◆ **What the task asks**
Each line of the material below that holds the word "icon" needs to be copied.
** START OF Given information **
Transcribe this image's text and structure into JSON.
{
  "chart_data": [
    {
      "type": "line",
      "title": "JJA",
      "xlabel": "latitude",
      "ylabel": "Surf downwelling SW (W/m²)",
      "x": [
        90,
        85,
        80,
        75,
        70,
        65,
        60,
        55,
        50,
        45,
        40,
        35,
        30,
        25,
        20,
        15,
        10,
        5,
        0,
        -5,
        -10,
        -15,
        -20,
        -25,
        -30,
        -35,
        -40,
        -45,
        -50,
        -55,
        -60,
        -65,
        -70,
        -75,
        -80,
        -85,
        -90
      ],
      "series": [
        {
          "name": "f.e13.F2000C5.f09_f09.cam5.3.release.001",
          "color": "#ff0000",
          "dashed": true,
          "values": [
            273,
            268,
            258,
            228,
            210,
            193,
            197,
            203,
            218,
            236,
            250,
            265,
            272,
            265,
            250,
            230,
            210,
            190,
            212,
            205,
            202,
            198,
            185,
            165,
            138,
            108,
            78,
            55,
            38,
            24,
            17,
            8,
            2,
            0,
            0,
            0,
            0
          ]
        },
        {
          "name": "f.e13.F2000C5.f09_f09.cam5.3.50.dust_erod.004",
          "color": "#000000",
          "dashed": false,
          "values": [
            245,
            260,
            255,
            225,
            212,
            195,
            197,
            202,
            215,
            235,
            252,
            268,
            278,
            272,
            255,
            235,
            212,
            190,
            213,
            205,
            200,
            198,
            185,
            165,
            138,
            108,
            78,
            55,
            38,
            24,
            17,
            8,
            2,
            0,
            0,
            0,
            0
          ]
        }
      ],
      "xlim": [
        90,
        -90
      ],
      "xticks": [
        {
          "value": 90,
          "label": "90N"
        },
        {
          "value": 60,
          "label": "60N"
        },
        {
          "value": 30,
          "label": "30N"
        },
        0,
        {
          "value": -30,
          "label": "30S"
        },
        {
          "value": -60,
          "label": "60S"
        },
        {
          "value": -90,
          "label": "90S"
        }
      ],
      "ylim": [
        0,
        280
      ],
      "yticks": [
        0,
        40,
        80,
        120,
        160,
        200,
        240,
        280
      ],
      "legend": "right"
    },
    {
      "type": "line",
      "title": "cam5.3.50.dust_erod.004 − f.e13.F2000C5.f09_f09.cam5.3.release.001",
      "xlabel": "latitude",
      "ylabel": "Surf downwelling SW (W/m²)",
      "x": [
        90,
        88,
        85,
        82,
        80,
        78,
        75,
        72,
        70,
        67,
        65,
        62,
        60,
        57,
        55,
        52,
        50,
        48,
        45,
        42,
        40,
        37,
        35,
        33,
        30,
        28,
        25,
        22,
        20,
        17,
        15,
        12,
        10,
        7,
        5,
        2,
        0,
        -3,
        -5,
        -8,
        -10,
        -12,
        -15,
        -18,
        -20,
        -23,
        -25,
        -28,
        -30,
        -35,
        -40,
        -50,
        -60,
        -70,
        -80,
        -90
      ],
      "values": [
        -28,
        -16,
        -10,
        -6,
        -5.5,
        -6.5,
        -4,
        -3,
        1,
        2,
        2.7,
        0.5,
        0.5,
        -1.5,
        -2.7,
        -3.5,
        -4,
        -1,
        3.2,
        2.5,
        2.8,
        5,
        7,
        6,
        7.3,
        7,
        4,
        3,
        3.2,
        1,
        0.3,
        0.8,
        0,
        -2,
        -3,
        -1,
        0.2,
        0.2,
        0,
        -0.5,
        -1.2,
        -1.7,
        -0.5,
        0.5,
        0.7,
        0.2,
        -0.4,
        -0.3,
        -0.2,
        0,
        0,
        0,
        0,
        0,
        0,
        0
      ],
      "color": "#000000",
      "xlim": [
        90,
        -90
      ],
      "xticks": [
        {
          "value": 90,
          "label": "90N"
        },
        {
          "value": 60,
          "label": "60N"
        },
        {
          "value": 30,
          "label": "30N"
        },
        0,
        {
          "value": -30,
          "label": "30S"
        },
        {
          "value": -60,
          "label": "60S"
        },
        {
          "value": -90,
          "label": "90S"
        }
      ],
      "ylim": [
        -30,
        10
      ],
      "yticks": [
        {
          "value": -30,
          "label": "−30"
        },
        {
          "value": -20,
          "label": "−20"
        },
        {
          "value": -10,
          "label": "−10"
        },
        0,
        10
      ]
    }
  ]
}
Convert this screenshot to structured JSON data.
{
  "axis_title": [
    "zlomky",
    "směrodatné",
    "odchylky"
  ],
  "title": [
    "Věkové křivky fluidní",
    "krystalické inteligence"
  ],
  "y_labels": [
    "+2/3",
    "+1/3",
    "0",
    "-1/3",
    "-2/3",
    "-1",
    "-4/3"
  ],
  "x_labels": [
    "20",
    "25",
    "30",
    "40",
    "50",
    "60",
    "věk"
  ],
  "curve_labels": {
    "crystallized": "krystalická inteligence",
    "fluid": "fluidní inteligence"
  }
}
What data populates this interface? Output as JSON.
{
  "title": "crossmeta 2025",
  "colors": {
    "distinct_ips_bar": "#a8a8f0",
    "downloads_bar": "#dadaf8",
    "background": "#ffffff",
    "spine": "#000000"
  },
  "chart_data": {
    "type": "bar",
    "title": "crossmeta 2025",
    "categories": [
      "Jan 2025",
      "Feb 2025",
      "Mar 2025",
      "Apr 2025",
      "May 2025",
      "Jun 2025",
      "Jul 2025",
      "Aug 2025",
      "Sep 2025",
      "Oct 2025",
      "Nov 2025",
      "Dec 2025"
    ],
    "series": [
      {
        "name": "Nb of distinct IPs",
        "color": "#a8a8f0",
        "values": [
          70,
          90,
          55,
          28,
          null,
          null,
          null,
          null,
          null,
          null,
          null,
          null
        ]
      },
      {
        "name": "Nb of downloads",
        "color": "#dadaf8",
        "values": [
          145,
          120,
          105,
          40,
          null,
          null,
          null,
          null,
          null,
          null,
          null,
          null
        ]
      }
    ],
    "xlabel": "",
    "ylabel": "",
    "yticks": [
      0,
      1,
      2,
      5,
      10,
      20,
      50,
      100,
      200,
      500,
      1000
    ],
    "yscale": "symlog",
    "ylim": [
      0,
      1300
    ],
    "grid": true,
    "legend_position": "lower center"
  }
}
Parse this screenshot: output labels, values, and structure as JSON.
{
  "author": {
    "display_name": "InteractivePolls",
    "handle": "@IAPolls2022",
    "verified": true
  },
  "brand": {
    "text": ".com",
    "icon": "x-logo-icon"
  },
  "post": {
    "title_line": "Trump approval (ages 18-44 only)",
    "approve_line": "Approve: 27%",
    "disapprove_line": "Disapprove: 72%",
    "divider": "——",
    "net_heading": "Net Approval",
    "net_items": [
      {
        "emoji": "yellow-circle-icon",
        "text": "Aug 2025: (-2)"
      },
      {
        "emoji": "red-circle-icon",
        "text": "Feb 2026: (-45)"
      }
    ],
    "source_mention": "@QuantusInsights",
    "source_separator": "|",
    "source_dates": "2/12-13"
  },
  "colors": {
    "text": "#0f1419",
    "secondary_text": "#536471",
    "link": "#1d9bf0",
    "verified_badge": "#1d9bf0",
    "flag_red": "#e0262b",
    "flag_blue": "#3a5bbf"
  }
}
** END OF Given information **
◆ **Full solution**
    "icon": "x-logo-icon"
        "emoji": "yellow-circle-icon",
        "emoji": "red-circle-icon",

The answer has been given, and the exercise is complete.